[Records for this exercise start]

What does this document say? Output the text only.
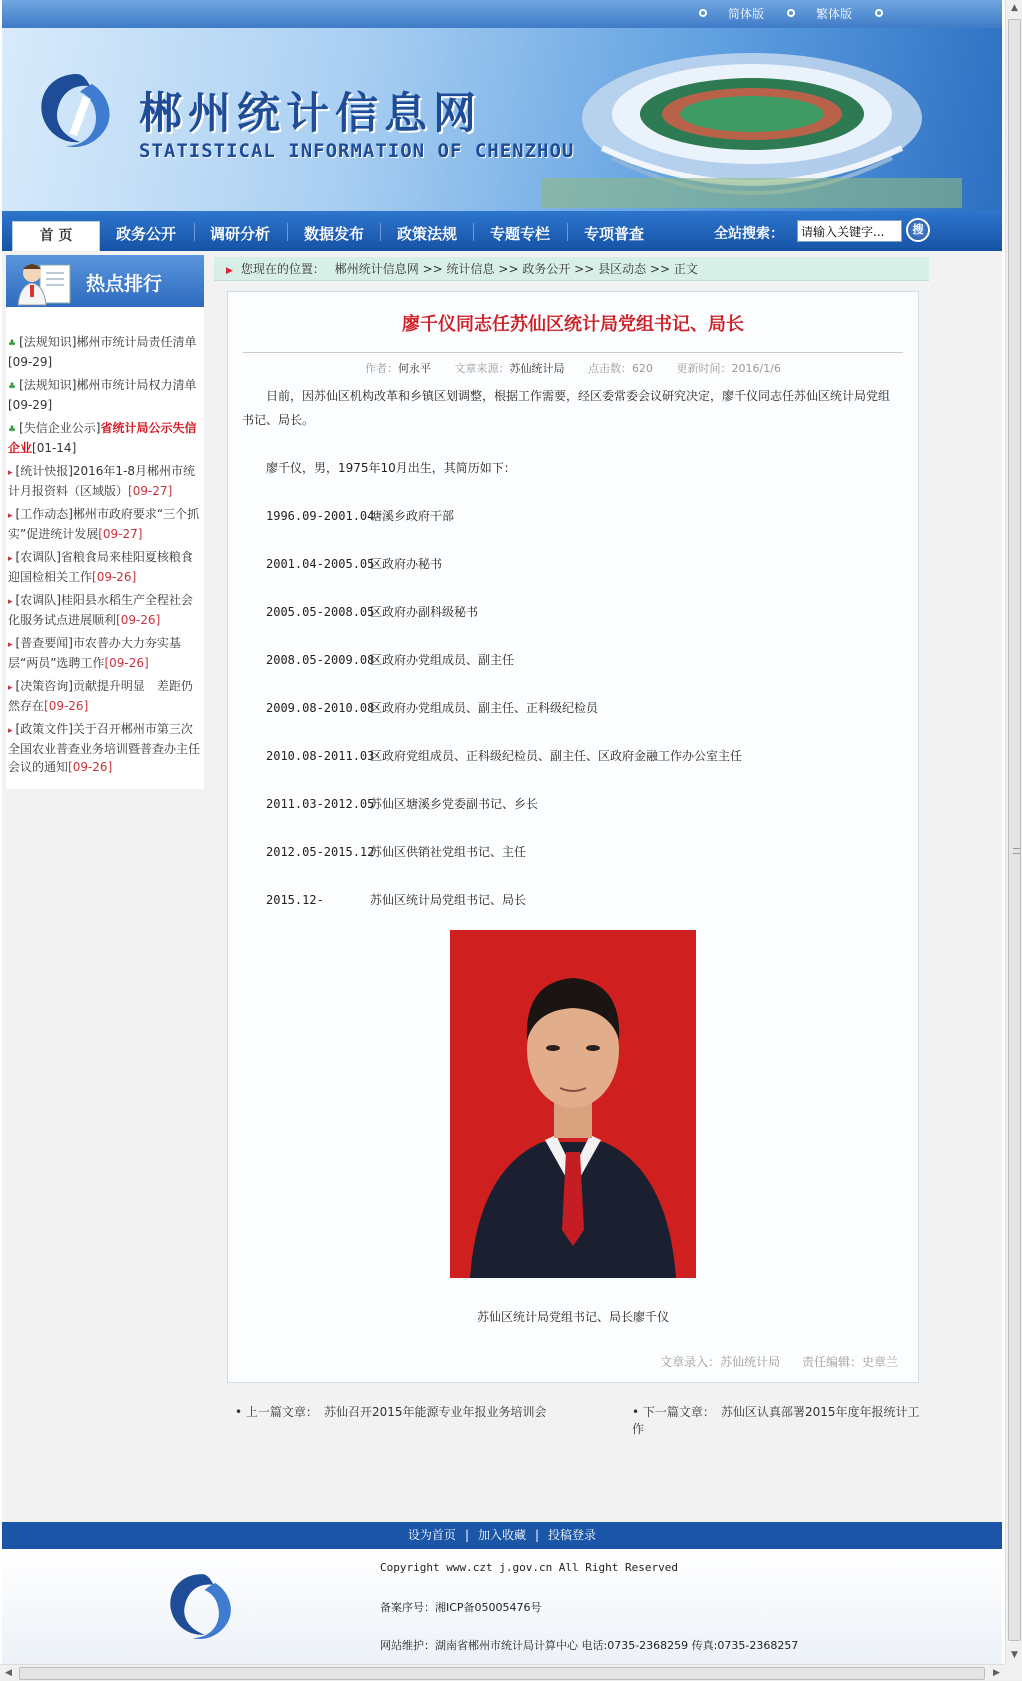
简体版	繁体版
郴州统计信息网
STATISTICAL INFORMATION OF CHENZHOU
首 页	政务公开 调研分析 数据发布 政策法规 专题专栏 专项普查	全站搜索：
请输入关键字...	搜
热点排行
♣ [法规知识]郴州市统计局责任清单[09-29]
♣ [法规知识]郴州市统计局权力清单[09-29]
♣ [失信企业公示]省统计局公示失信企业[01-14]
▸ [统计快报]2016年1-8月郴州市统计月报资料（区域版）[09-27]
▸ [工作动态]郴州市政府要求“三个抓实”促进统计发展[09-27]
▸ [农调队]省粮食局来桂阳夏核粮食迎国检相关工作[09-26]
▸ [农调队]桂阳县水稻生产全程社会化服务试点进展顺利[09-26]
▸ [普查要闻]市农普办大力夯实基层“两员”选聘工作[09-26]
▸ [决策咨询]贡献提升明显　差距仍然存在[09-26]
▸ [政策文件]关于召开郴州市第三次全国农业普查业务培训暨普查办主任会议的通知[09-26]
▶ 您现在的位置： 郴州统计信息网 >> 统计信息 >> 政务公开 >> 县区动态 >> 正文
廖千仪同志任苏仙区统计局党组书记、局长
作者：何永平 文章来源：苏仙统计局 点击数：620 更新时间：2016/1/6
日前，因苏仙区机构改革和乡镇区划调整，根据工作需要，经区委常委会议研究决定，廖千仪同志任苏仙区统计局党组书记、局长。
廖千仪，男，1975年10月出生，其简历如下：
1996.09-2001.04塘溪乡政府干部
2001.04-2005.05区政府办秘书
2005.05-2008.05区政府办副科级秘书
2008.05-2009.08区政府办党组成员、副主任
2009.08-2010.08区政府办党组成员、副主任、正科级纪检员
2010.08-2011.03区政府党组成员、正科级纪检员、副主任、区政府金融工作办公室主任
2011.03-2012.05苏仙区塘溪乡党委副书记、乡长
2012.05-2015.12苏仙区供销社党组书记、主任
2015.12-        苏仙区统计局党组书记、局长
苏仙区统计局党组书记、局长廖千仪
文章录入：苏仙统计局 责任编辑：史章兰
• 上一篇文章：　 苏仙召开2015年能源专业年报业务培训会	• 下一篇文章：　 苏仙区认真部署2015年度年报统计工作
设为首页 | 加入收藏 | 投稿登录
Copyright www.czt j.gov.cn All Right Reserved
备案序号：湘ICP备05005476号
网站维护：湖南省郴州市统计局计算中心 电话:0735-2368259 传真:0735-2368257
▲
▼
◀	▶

[Records for this exercise end]

Repeat all of the data above word for word, minus the pictures.

What does this document say? Output the text only.
简体版	繁体版
郴州统计信息网
STATISTICAL INFORMATION OF CHENZHOU
首 页	政务公开 调研分析 数据发布 政策法规 专题专栏 专项普查	全站搜索：
请输入关键字...	搜
热点排行
♣ [法规知识]郴州市统计局责任清单[09-29]
♣ [法规知识]郴州市统计局权力清单[09-29]
♣ [失信企业公示]省统计局公示失信企业[01-14]
▸ [统计快报]2016年1-8月郴州市统计月报资料（区域版）[09-27]
▸ [工作动态]郴州市政府要求“三个抓实”促进统计发展[09-27]
▸ [农调队]省粮食局来桂阳夏核粮食迎国检相关工作[09-26]
▸ [农调队]桂阳县水稻生产全程社会化服务试点进展顺利[09-26]
▸ [普查要闻]市农普办大力夯实基层“两员”选聘工作[09-26]
▸ [决策咨询]贡献提升明显　差距仍然存在[09-26]
▸ [政策文件]关于召开郴州市第三次全国农业普查业务培训暨普查办主任会议的通知[09-26]
▶ 您现在的位置： 郴州统计信息网 >> 统计信息 >> 政务公开 >> 县区动态 >> 正文
廖千仪同志任苏仙区统计局党组书记、局长
作者：何永平 文章来源：苏仙统计局 点击数：620 更新时间：2016/1/6
日前，因苏仙区机构改革和乡镇区划调整，根据工作需要，经区委常委会议研究决定，廖千仪同志任苏仙区统计局党组书记、局长。
廖千仪，男，1975年10月出生，其简历如下：
1996.09-2001.04塘溪乡政府干部
2001.04-2005.05区政府办秘书
2005.05-2008.05区政府办副科级秘书
2008.05-2009.08区政府办党组成员、副主任
2009.08-2010.08区政府办党组成员、副主任、正科级纪检员
2010.08-2011.03区政府党组成员、正科级纪检员、副主任、区政府金融工作办公室主任
2011.03-2012.05苏仙区塘溪乡党委副书记、乡长
2012.05-2015.12苏仙区供销社党组书记、主任
2015.12-        苏仙区统计局党组书记、局长
苏仙区统计局党组书记、局长廖千仪
文章录入：苏仙统计局 责任编辑：史章兰
• 上一篇文章：　 苏仙召开2015年能源专业年报业务培训会	• 下一篇文章：　 苏仙区认真部署2015年度年报统计工作
设为首页 | 加入收藏 | 投稿登录
Copyright www.czt j.gov.cn All Right Reserved
备案序号：湘ICP备05005476号
网站维护：湖南省郴州市统计局计算中心 电话:0735-2368259 传真:0735-2368257
▲
▼
◀	▶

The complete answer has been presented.